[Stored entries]

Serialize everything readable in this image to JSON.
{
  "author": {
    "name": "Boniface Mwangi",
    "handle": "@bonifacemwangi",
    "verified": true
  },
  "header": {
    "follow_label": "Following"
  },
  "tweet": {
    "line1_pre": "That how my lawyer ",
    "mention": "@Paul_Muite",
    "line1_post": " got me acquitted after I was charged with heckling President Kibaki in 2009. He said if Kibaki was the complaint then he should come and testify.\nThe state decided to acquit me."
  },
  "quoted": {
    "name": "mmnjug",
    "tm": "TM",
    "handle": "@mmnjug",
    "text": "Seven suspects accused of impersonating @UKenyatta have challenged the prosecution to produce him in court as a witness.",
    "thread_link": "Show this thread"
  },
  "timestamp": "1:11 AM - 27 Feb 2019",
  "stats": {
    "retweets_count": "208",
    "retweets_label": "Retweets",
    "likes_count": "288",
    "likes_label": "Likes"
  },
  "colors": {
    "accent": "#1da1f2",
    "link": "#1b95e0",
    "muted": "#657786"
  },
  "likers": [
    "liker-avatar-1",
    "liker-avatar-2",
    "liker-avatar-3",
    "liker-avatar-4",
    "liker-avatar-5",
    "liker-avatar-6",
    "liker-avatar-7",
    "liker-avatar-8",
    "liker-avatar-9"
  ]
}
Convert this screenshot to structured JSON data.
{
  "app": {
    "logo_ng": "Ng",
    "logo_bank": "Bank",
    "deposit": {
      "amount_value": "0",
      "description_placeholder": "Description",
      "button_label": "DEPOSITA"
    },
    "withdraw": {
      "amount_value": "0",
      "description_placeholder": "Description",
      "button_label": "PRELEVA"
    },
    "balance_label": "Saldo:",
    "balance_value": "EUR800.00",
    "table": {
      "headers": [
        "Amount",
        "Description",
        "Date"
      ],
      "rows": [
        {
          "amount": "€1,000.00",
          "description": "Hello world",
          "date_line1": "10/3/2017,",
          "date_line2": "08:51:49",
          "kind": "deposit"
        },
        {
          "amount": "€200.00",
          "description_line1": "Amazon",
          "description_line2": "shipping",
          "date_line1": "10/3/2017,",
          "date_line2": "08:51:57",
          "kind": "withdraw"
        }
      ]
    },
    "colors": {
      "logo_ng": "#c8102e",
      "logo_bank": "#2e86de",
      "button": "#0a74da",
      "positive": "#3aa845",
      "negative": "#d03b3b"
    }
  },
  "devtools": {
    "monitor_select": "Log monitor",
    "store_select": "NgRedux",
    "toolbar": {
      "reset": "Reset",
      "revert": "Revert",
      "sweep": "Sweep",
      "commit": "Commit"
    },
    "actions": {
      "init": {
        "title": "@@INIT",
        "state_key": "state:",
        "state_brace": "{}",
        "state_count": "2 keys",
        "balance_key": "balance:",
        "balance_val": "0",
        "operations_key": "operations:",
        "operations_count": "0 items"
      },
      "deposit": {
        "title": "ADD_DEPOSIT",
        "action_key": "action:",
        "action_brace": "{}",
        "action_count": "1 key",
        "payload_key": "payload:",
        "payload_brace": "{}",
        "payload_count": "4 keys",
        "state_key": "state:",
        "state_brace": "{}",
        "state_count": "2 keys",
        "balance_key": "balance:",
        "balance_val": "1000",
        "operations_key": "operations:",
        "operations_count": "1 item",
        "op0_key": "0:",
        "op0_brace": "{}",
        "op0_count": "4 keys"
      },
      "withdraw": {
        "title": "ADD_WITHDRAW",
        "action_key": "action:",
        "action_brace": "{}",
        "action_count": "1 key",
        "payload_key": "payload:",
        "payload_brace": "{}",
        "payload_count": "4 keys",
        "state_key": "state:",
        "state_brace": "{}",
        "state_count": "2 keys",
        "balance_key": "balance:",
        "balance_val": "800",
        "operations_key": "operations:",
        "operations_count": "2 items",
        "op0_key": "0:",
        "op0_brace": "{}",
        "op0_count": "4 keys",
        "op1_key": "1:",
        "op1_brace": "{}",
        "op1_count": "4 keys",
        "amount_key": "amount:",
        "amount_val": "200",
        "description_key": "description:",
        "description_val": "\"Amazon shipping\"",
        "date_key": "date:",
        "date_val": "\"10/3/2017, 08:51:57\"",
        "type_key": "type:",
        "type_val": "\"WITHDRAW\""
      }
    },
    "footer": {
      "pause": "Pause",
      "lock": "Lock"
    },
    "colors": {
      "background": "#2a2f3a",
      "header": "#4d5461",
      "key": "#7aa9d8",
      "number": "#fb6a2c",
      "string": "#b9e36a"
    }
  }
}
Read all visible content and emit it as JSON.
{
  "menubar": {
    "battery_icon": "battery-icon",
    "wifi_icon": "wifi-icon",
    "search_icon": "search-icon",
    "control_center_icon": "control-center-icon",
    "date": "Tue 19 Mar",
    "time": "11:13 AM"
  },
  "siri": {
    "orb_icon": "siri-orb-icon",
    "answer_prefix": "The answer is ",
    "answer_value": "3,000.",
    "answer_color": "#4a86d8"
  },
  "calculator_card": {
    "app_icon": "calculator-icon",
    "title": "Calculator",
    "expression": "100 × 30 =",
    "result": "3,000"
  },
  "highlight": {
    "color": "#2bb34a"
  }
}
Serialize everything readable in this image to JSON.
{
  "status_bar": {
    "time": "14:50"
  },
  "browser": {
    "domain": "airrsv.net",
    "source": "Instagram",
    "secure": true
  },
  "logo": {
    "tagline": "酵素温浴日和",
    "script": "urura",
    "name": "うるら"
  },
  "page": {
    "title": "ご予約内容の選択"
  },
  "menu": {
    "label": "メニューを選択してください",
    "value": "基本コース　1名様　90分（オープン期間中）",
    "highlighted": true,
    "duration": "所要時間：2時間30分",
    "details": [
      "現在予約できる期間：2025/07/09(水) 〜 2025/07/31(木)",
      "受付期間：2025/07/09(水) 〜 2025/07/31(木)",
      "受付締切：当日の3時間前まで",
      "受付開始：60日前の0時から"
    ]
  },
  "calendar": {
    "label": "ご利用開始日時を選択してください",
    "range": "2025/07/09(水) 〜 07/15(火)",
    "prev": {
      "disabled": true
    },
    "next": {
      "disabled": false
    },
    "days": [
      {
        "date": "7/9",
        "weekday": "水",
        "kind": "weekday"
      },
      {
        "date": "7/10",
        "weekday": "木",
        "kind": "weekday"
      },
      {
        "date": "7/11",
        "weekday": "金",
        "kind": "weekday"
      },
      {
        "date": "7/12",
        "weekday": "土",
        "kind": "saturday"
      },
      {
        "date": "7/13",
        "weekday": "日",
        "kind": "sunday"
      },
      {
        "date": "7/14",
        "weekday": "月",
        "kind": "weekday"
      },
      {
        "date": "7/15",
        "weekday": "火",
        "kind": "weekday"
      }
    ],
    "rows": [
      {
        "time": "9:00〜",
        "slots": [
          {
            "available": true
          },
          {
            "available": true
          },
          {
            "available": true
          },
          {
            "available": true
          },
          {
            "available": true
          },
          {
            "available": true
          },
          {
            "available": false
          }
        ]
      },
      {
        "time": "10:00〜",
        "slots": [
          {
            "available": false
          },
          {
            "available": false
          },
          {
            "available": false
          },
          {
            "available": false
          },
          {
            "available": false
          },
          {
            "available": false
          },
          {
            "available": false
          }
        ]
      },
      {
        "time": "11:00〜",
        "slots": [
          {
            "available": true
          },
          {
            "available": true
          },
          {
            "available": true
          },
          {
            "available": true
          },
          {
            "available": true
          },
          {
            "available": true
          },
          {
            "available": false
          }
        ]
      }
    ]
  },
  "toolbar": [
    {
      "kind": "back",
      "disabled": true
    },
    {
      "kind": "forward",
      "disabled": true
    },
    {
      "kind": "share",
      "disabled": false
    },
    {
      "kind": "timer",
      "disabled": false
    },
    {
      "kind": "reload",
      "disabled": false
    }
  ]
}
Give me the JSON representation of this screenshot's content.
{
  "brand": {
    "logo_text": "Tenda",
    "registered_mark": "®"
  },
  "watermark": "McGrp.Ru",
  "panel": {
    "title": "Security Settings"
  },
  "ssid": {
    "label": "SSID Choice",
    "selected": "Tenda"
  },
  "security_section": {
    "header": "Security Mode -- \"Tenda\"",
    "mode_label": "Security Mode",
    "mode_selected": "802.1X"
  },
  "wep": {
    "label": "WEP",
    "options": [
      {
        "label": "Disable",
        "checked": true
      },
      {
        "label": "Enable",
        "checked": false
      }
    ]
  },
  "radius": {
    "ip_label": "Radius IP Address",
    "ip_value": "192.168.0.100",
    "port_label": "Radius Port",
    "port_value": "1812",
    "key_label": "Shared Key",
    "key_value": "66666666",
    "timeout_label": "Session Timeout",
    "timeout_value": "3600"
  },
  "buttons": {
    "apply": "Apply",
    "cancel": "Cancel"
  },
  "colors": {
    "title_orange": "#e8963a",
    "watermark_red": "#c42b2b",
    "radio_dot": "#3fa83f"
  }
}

Required work
Copy out exactly the lines between the line with "Give me the" and the last line of the entries, counting both of those lines.

The reply
Give me the JSON representation of this screenshot's content.
{
  "brand": {
    "logo_text": "Tenda",
    "registered_mark": "®"
  },
  "watermark": "McGrp.Ru",
  "panel": {
    "title": "Security Settings"
  },
  "ssid": {
    "label": "SSID Choice",
    "selected": "Tenda"
  },
  "security_section": {
    "header": "Security Mode -- \"Tenda\"",
    "mode_label": "Security Mode",
    "mode_selected": "802.1X"
  },
  "wep": {
    "label": "WEP",
    "options": [
      {
        "label": "Disable",
        "checked": true
      },
      {
        "label": "Enable",
        "checked": false
      }
    ]
  },
  "radius": {
    "ip_label": "Radius IP Address",
    "ip_value": "192.168.0.100",
    "port_label": "Radius Port",
    "port_value": "1812",
    "key_label": "Shared Key",
    "key_value": "66666666",
    "timeout_label": "Session Timeout",
    "timeout_value": "3600"
  },
  "buttons": {
    "apply": "Apply",
    "cancel": "Cancel"
  },
  "colors": {
    "title_orange": "#e8963a",
    "watermark_red": "#c42b2b",
    "radio_dot": "#3fa83f"
  }
}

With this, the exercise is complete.